The regions ${\mathcal{D}}_1,\dots ,{\mathcal{D}}_n$ describe a decomposition of the state space ${\mathcal{D}}_1\cup \dots \cup {\mathcal{D}}_n={\mathbb{R}}^n\setminus \left\{0\right\}$ as depicted in Figure 1 for $n=3$. Condition (27) can be tested for each region separately using the new coordinates by

$$\exists \epsilon >0\forall z\forall {\lambda }_1,\dots ,{\lambda }_{n-1}\in [-1,1]:\left|z\right|\ge \epsilon \vee z=0\vee W_i(z,{\lambda }_1,\dots ,{\lambda }_{n-1})>0$$

(31)

for $i=1,\dots ,n$. Note that the prenex formula (31) still has the same number of quantified variables as (27). The restriction to one sector could in some cases lead to a simplification of QE, but on the other hand, the degree of some terms will increase due to the multiplication of $\lambda$ and x in (29), which can lead to a higher computational effort.

#####

WRITTEN EXERCISE 1 :: Lay out the illustration layout records as a two-column CSV with the columns "prompt" and "placement," one row per record. Put each record's text and its answer in their own quoted field, replacing line breaks with spaces.
The passage above has no connection to the records that come after it.

[Dataset excerpts]
#####

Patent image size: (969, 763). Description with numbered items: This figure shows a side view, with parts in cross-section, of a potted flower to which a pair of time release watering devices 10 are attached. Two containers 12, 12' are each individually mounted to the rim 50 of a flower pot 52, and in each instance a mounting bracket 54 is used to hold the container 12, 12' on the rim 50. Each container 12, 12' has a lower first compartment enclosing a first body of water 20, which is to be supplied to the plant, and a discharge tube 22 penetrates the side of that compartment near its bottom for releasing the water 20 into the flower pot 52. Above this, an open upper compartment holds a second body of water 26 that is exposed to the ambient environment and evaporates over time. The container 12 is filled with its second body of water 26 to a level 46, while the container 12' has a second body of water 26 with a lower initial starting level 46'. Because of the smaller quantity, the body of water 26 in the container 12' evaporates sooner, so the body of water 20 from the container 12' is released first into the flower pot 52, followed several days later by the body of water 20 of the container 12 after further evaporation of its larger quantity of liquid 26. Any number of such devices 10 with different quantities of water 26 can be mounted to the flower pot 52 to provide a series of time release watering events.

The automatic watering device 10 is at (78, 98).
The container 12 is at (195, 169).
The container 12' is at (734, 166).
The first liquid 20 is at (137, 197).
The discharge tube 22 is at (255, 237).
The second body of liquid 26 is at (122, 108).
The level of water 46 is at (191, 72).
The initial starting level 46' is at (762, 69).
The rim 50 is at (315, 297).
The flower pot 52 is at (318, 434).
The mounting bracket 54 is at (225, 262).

#####

WRITTEN EXERCISE 2 :: Proceed with the passage on testing condition (27) region by region, picking up after its final sentence.

RESULT 1 ::
prompt,placement
"Patent image size: (969, 763). Description with numbered items: This figure shows a side view, with parts in cross-section, of a potted flower to which a pair of time release watering devices 10 are attached. Two containers 12, 12' are each individually mounted to the rim 50 of a flower pot 52, and in each instance a mounting bracket 54 is used to hold the container 12, 12' on the rim 50. Each container 12, 12' has a lower first compartment enclosing a first body of water 20, which is to be supplied to the plant, and a discharge tube 22 penetrates the side of that compartment near its bottom for releasing the water 20 into the flower pot 52. Above this, an open upper compartment holds a second body of water 26 that is exposed to the ambient environment and evaporates over time. The container 12 is filled with its second body of water 26 to a level 46, while the container 12' has a second body of water 26 with a lower initial starting level 46'. Because of the smaller quantity, the body of water 26 in the container 12' evaporates sooner, so the body of water 20 from the container 12' is released first into the flower pot 52, followed several days later by the body of water 20 of the container 12 after further evaporation of its larger quantity of liquid 26. Any number of such devices 10 with different quantities of water 26 can be mounted to the flower pot 52 to provide a series of time release watering events.","The automatic watering device 10 is at (78, 98). The container 12 is at (195, 169). The container 12' is at (734, 166). The first liquid 20 is at (137, 197). The discharge tube 22 is at (255, 237). The second body of liquid 26 is at (122, 108). The level of water 46 is at (191, 72). The initial starting level 46' is at (762, 69). The rim 50 is at (315, 297). The flower pot 52 is at (318, 434). The mounting bracket 54 is at (225, 262)."

RESULT 2 ::
Remark 3. 

If the auxiliary variables ${\lambda }_1,\dots ,{\lambda }_{n-1}$ are fixed (or assumed to have already been eliminated), then the function $W_i$ is a univariate polynomial in the variable z. The definiteness of a single term $a_k{z}^k$ of a univariate polynomial can be easily determined. For an even number k, the term is positive or negative definite if and only if $a_k>0$ or $a_k<0$, respectively. For an odd number k, the term with $a_k\ne 0$ is indefinite. Transforming a multivariate polynomial into a univariate polynomial therefore simplifies the definiteness test.

4.2. Necessary Condition

If the order of consecutive quantified variables of the same quantifier is swapped, the logical statement in question does not change. Changing the order of variables with different quantifiers, on the other hand, changes the statement. Swapping the existential quantifier with the universal quantifier results in the following implication:

$$\exists \epsilon \forall \lambda :F\Rightarrow \forall \lambda \exists \epsilon :F$$

(32)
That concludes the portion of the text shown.